Supplied text:
** start **
Kathryn Knight Sonntag
To enter the Holy of Holies into the promises of celestial glory, a unified, holistic view of the entirety of creation, is to reverence a wild and mysterious Mother. To learn the purposes of creation, to contemplate the darkest abyss in order to discern the most brilliant light, it is to be entrusted with the understanding of the paths of everything that lives.
Kathryn Knight Sonntag
What Moses actually saw on Sinai, as remembered by Baruch, the scribe of the prophet Jeremiah, was in part the transformation of the mountain into the Holy of Holies. a consecrated space where Moses saw the creation of the world and learned the law. These revelations were the mysteries of godliness, the wild heart of Heavenly Mother. This was Moses entering into true wildness.
Kathryn Knight Sonntag
He was shown the measures of fire, the depths of the abyss, the weight of the winds, the number of the raindrops, the suppression of wrath. the abundance of long suffering, the truth of judgment, the root of wisdom, the richness of understanding, the fountain of knowledge, the height of the air, the greatness of paradise The end of the periods, the beginning of the day of judgment, the number of offerings, the worlds which have not yet come, the mouth of hell, the standing place of vengeance, the place of faith, the region of hope. the picture of coming punishment, the multitude of angels which cannot be counted the powers of the flame, the splendor of lightnings, the voice of the thunders, the order of the archangels, the treasuries of the light. the changes of the times and the inquiries into the law.
** end **
Direction: Transcribe the Holy of Holies passages in full, word for word. The listing has no connection to the Holy of Holies passages.

Dataset section:
** start **
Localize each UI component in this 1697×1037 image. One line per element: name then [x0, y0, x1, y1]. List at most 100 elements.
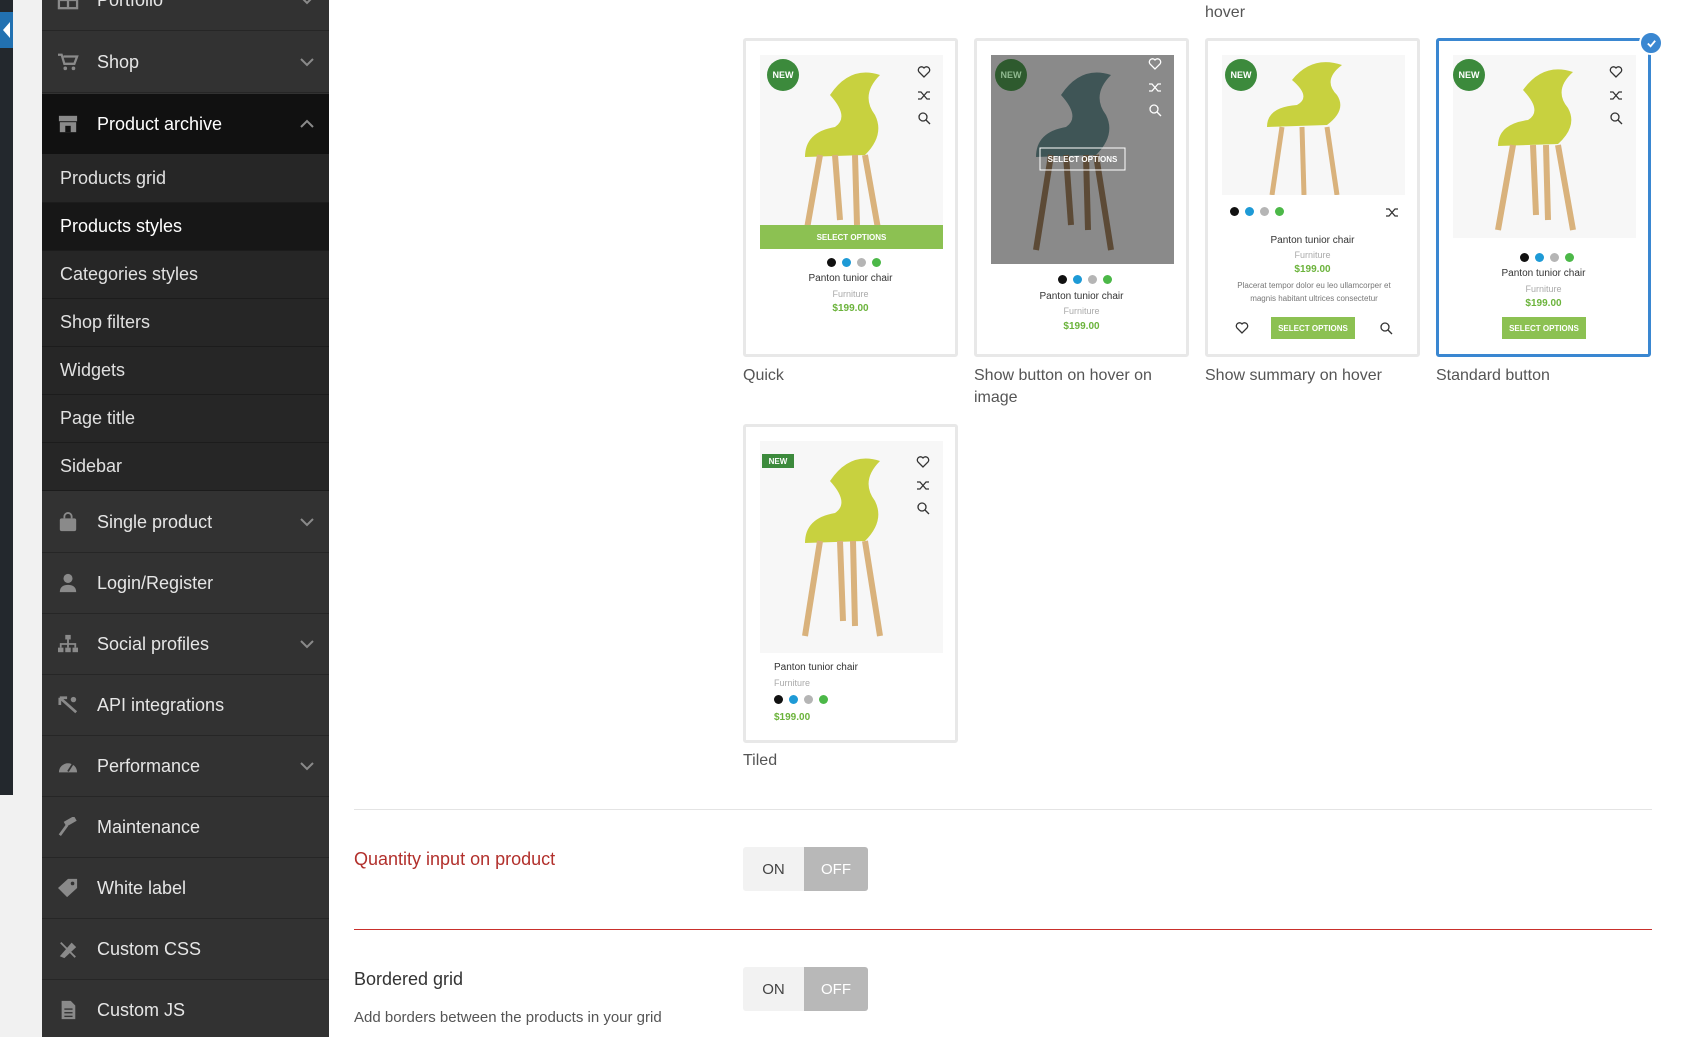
** end **
Task answer:
Kathryn Knight Sonntag
To enter the Holy of Holies into the promises of celestial glory, a unified, holistic view of the entirety of creation, is to reverence a wild and mysterious Mother. To learn the purposes of creation, to contemplate the darkest abyss in order to discern the most brilliant light, it is to be entrusted with the understanding of the paths of everything that lives.
Kathryn Knight Sonntag
What Moses actually saw on Sinai, as remembered by Baruch, the scribe of the prophet Jeremiah, was in part the transformation of the mountain into the Holy of Holies. a consecrated space where Moses saw the creation of the world and learned the law. These revelations were the mysteries of godliness, the wild heart of Heavenly Mother. This was Moses entering into true wildness.
Kathryn Knight Sonntag
He was shown the measures of fire, the depths of the abyss, the weight of the winds, the number of the raindrops, the suppression of wrath. the abundance of long suffering, the truth of judgment, the root of wisdom, the richness of understanding, the fountain of knowledge, the height of the air, the greatness of paradise The end of the periods, the beginning of the day of judgment, the number of offerings, the worlds which have not yet come, the mouth of hell, the standing place of vengeance, the place of faith, the region of hope. the picture of coming punishment, the multitude of angels which cannot be counted the powers of the flame, the splendor of lightnings, the voice of the thunders, the order of the archangels, the treasuries of the light. the changes of the times and the inquiries into the law.